# What you are asked to do
Print, exactly and completely, every entry in the data.

Dataset excerpt
* * * * * * * * *

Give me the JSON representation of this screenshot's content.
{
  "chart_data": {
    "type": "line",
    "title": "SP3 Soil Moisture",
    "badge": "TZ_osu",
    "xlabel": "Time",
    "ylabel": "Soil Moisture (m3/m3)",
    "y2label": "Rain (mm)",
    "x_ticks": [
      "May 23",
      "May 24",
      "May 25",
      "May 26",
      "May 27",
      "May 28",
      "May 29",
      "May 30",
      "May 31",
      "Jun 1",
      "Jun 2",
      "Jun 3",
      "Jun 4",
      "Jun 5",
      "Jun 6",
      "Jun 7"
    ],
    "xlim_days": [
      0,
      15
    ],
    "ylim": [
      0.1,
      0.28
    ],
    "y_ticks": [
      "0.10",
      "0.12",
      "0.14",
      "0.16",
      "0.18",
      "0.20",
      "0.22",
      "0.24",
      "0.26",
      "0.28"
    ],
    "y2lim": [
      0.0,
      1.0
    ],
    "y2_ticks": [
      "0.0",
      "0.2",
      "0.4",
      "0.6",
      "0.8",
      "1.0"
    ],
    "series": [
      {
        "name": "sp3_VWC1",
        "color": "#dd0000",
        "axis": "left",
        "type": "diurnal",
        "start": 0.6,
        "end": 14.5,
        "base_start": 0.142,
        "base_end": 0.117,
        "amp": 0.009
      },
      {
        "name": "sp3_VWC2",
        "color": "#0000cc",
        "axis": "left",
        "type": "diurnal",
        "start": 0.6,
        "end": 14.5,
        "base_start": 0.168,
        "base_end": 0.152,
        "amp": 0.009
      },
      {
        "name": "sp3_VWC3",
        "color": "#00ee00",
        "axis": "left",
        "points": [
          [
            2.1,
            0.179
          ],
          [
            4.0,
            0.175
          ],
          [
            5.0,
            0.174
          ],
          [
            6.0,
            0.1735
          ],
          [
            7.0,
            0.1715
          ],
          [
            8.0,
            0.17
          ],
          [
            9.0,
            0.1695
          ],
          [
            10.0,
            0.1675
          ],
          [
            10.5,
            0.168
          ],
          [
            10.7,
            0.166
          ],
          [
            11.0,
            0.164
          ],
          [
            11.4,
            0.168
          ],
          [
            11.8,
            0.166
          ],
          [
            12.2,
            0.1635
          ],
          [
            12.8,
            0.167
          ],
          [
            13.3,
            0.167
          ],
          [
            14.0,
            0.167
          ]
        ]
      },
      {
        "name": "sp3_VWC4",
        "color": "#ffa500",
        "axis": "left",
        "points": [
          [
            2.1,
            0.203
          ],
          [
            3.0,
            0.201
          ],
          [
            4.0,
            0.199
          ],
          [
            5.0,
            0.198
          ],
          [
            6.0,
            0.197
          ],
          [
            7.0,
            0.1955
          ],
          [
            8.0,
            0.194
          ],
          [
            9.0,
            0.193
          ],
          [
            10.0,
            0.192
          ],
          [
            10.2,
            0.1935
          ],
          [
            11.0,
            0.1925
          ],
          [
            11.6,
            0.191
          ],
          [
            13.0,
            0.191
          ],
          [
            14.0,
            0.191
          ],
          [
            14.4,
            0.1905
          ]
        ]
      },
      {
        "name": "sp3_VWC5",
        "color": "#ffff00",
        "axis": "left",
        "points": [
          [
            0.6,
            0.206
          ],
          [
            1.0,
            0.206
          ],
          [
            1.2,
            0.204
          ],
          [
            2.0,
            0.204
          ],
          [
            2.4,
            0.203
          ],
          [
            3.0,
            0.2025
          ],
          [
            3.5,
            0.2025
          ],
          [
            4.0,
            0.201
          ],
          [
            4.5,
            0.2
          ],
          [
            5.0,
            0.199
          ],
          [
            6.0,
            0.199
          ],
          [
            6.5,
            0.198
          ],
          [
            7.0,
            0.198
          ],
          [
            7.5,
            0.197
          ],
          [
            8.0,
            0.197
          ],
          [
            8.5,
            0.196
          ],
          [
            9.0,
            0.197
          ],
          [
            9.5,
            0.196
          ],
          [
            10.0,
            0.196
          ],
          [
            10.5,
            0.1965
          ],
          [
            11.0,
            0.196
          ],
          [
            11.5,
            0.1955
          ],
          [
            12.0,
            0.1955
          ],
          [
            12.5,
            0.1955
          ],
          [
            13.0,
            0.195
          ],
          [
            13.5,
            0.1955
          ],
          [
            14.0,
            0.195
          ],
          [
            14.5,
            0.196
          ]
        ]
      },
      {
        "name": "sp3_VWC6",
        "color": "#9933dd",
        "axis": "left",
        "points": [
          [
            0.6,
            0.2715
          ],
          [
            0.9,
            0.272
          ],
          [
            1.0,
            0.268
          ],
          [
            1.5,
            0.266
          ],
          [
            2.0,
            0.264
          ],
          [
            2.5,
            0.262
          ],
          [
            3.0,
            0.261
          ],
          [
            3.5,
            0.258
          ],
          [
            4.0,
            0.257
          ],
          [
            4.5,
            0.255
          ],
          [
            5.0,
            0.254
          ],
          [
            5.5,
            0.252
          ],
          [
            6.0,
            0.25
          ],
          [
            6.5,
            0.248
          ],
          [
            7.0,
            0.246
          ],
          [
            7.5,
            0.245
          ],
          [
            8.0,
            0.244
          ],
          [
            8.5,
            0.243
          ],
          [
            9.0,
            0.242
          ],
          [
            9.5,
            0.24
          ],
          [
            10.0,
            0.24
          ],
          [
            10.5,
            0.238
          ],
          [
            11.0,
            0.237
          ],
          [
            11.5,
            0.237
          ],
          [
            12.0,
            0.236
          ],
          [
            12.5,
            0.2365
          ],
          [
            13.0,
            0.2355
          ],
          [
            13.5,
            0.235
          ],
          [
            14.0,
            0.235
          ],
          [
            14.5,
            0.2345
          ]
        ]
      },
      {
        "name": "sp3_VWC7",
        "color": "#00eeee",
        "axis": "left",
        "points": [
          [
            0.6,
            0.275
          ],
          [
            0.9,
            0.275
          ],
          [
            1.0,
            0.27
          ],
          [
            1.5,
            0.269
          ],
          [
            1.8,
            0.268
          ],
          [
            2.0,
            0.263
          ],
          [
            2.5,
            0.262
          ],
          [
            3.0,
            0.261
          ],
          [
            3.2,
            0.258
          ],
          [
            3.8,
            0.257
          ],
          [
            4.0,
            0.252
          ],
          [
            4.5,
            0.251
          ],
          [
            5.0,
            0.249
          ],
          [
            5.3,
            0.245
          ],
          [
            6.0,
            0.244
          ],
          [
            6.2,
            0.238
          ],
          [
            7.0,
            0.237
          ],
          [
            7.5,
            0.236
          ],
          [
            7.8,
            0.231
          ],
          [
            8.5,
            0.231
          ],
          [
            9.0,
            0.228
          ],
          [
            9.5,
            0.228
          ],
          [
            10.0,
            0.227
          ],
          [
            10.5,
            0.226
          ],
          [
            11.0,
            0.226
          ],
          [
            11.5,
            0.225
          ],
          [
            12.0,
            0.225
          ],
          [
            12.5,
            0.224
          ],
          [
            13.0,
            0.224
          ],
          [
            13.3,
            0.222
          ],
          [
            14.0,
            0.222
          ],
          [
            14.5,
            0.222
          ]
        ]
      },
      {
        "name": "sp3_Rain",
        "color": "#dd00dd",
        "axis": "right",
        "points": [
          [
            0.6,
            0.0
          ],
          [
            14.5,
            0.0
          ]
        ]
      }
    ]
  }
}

* * * * * * * * *

# Result of this exercise
Give me the JSON representation of this screenshot's content.
{
  "chart_data": {
    "type": "line",
    "title": "SP3 Soil Moisture",
    "badge": "TZ_osu",
    "xlabel": "Time",
    "ylabel": "Soil Moisture (m3/m3)",
    "y2label": "Rain (mm)",
    "x_ticks": [
      "May 23",
      "May 24",
      "May 25",
      "May 26",
      "May 27",
      "May 28",
      "May 29",
      "May 30",
      "May 31",
      "Jun 1",
      "Jun 2",
      "Jun 3",
      "Jun 4",
      "Jun 5",
      "Jun 6",
      "Jun 7"
    ],
    "xlim_days": [
      0,
      15
    ],
    "ylim": [
      0.1,
      0.28
    ],
    "y_ticks": [
      "0.10",
      "0.12",
      "0.14",
      "0.16",
      "0.18",
      "0.20",
      "0.22",
      "0.24",
      "0.26",
      "0.28"
    ],
    "y2lim": [
      0.0,
      1.0
    ],
    "y2_ticks": [
      "0.0",
      "0.2",
      "0.4",
      "0.6",
      "0.8",
      "1.0"
    ],
    "series": [
      {
        "name": "sp3_VWC1",
        "color": "#dd0000",
        "axis": "left",
        "type": "diurnal",
        "start": 0.6,
        "end": 14.5,
        "base_start": 0.142,
        "base_end": 0.117,
        "amp": 0.009
      },
      {
        "name": "sp3_VWC2",
        "color": "#0000cc",
        "axis": "left",
        "type": "diurnal",
        "start": 0.6,
        "end": 14.5,
        "base_start": 0.168,
        "base_end": 0.152,
        "amp": 0.009
      },
      {
        "name": "sp3_VWC3",
        "color": "#00ee00",
        "axis": "left",
        "points": [
          [
            2.1,
            0.179
          ],
          [
            4.0,
            0.175
          ],
          [
            5.0,
            0.174
          ],
          [
            6.0,
            0.1735
          ],
          [
            7.0,
            0.1715
          ],
          [
            8.0,
            0.17
          ],
          [
            9.0,
            0.1695
          ],
          [
            10.0,
            0.1675
          ],
          [
            10.5,
            0.168
          ],
          [
            10.7,
            0.166
          ],
          [
            11.0,
            0.164
          ],
          [
            11.4,
            0.168
          ],
          [
            11.8,
            0.166
          ],
          [
            12.2,
            0.1635
          ],
          [
            12.8,
            0.167
          ],
          [
            13.3,
            0.167
          ],
          [
            14.0,
            0.167
          ]
        ]
      },
      {
        "name": "sp3_VWC4",
        "color": "#ffa500",
        "axis": "left",
        "points": [
          [
            2.1,
            0.203
          ],
          [
            3.0,
            0.201
          ],
          [
            4.0,
            0.199
          ],
          [
            5.0,
            0.198
          ],
          [
            6.0,
            0.197
          ],
          [
            7.0,
            0.1955
          ],
          [
            8.0,
            0.194
          ],
          [
            9.0,
            0.193
          ],
          [
            10.0,
            0.192
          ],
          [
            10.2,
            0.1935
          ],
          [
            11.0,
            0.1925
          ],
          [
            11.6,
            0.191
          ],
          [
            13.0,
            0.191
          ],
          [
            14.0,
            0.191
          ],
          [
            14.4,
            0.1905
          ]
        ]
      },
      {
        "name": "sp3_VWC5",
        "color": "#ffff00",
        "axis": "left",
        "points": [
          [
            0.6,
            0.206
          ],
          [
            1.0,
            0.206
          ],
          [
            1.2,
            0.204
          ],
          [
            2.0,
            0.204
          ],
          [
            2.4,
            0.203
          ],
          [
            3.0,
            0.2025
          ],
          [
            3.5,
            0.2025
          ],
          [
            4.0,
            0.201
          ],
          [
            4.5,
            0.2
          ],
          [
            5.0,
            0.199
          ],
          [
            6.0,
            0.199
          ],
          [
            6.5,
            0.198
          ],
          [
            7.0,
            0.198
          ],
          [
            7.5,
            0.197
          ],
          [
            8.0,
            0.197
          ],
          [
            8.5,
            0.196
          ],
          [
            9.0,
            0.197
          ],
          [
            9.5,
            0.196
          ],
          [
            10.0,
            0.196
          ],
          [
            10.5,
            0.1965
          ],
          [
            11.0,
            0.196
          ],
          [
            11.5,
            0.1955
          ],
          [
            12.0,
            0.1955
          ],
          [
            12.5,
            0.1955
          ],
          [
            13.0,
            0.195
          ],
          [
            13.5,
            0.1955
          ],
          [
            14.0,
            0.195
          ],
          [
            14.5,
            0.196
          ]
        ]
      },
      {
        "name": "sp3_VWC6",
        "color": "#9933dd",
        "axis": "left",
        "points": [
          [
            0.6,
            0.2715
          ],
          [
            0.9,
            0.272
          ],
          [
            1.0,
            0.268
          ],
          [
            1.5,
            0.266
          ],
          [
            2.0,
            0.264
          ],
          [
            2.5,
            0.262
          ],
          [
            3.0,
            0.261
          ],
          [
            3.5,
            0.258
          ],
          [
            4.0,
            0.257
          ],
          [
            4.5,
            0.255
          ],
          [
            5.0,
            0.254
          ],
          [
            5.5,
            0.252
          ],
          [
            6.0,
            0.25
          ],
          [
            6.5,
            0.248
          ],
          [
            7.0,
            0.246
          ],
          [
            7.5,
            0.245
          ],
          [
            8.0,
            0.244
          ],
          [
            8.5,
            0.243
          ],
          [
            9.0,
            0.242
          ],
          [
            9.5,
            0.24
          ],
          [
            10.0,
            0.24
          ],
          [
            10.5,
            0.238
          ],
          [
            11.0,
            0.237
          ],
          [
            11.5,
            0.237
          ],
          [
            12.0,
            0.236
          ],
          [
            12.5,
            0.2365
          ],
          [
            13.0,
            0.2355
          ],
          [
            13.5,
            0.235
          ],
          [
            14.0,
            0.235
          ],
          [
            14.5,
            0.2345
          ]
        ]
      },
      {
        "name": "sp3_VWC7",
        "color": "#00eeee",
        "axis": "left",
        "points": [
          [
            0.6,
            0.275
          ],
          [
            0.9,
            0.275
          ],
          [
            1.0,
            0.27
          ],
          [
            1.5,
            0.269
          ],
          [
            1.8,
            0.268
          ],
          [
            2.0,
            0.263
          ],
          [
            2.5,
            0.262
          ],
          [
            3.0,
            0.261
          ],
          [
            3.2,
            0.258
          ],
          [
            3.8,
            0.257
          ],
          [
            4.0,
            0.252
          ],
          [
            4.5,
            0.251
          ],
          [
            5.0,
            0.249
          ],
          [
            5.3,
            0.245
          ],
          [
            6.0,
            0.244
          ],
          [
            6.2,
            0.238
          ],
          [
            7.0,
            0.237
          ],
          [
            7.5,
            0.236
          ],
          [
            7.8,
            0.231
          ],
          [
            8.5,
            0.231
          ],
          [
            9.0,
            0.228
          ],
          [
            9.5,
            0.228
          ],
          [
            10.0,
            0.227
          ],
          [
            10.5,
            0.226
          ],
          [
            11.0,
            0.226
          ],
          [
            11.5,
            0.225
          ],
          [
            12.0,
            0.225
          ],
          [
            12.5,
            0.224
          ],
          [
            13.0,
            0.224
          ],
          [
            13.3,
            0.222
          ],
          [
            14.0,
            0.222
          ],
          [
            14.5,
            0.222
          ]
        ]
      },
      {
        "name": "sp3_Rain",
        "color": "#dd00dd",
        "axis": "right",
        "points": [
          [
            0.6,
            0.0
          ],
          [
            14.5,
            0.0
          ]
        ]
      }
    ]
  }
}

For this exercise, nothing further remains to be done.